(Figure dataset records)
● ● ●
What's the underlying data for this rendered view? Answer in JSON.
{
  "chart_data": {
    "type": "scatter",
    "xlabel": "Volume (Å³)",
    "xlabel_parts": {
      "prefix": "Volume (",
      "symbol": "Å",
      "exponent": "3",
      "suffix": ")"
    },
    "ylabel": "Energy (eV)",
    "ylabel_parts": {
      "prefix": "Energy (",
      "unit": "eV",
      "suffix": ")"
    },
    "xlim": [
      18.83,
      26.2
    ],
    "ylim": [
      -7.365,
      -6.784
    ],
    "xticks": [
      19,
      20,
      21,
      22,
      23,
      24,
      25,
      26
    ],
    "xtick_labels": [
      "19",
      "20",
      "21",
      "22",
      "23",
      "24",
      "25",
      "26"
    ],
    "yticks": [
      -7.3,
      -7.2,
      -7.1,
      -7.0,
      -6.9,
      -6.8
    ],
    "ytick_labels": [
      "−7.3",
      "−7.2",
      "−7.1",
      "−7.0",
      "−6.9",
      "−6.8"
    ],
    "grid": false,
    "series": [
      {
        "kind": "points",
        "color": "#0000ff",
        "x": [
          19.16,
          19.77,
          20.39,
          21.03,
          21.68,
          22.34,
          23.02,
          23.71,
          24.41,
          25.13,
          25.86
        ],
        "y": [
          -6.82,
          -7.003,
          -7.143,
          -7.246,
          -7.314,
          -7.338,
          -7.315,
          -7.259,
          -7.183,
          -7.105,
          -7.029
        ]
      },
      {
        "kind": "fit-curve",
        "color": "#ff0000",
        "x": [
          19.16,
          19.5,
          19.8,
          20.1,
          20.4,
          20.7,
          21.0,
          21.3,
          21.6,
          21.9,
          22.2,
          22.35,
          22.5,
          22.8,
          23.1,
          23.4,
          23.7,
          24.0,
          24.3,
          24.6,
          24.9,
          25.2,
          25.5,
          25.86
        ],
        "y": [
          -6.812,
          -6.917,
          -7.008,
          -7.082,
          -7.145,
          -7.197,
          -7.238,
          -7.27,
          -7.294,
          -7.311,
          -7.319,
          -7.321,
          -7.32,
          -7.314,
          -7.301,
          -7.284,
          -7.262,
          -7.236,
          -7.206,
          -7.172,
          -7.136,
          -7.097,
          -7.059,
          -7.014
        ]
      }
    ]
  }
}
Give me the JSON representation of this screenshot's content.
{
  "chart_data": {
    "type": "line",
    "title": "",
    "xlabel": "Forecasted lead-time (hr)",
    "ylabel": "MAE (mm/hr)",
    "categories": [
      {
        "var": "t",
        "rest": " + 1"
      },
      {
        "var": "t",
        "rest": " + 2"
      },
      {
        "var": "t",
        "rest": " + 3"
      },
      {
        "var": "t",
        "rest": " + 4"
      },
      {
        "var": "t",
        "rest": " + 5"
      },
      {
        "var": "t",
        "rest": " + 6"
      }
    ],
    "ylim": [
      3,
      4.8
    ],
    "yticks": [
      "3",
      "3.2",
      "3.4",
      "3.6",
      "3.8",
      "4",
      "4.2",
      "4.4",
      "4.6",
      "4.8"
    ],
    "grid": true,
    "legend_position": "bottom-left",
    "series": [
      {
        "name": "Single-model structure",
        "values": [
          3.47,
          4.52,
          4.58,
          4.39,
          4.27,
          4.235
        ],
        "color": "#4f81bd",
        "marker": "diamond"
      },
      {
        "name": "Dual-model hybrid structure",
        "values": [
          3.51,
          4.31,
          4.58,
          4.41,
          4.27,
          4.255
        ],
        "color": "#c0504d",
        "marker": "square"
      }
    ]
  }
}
● ● ●
Tally how many lines of the records hold the word "model". Answer with the number only.

● RESULT
2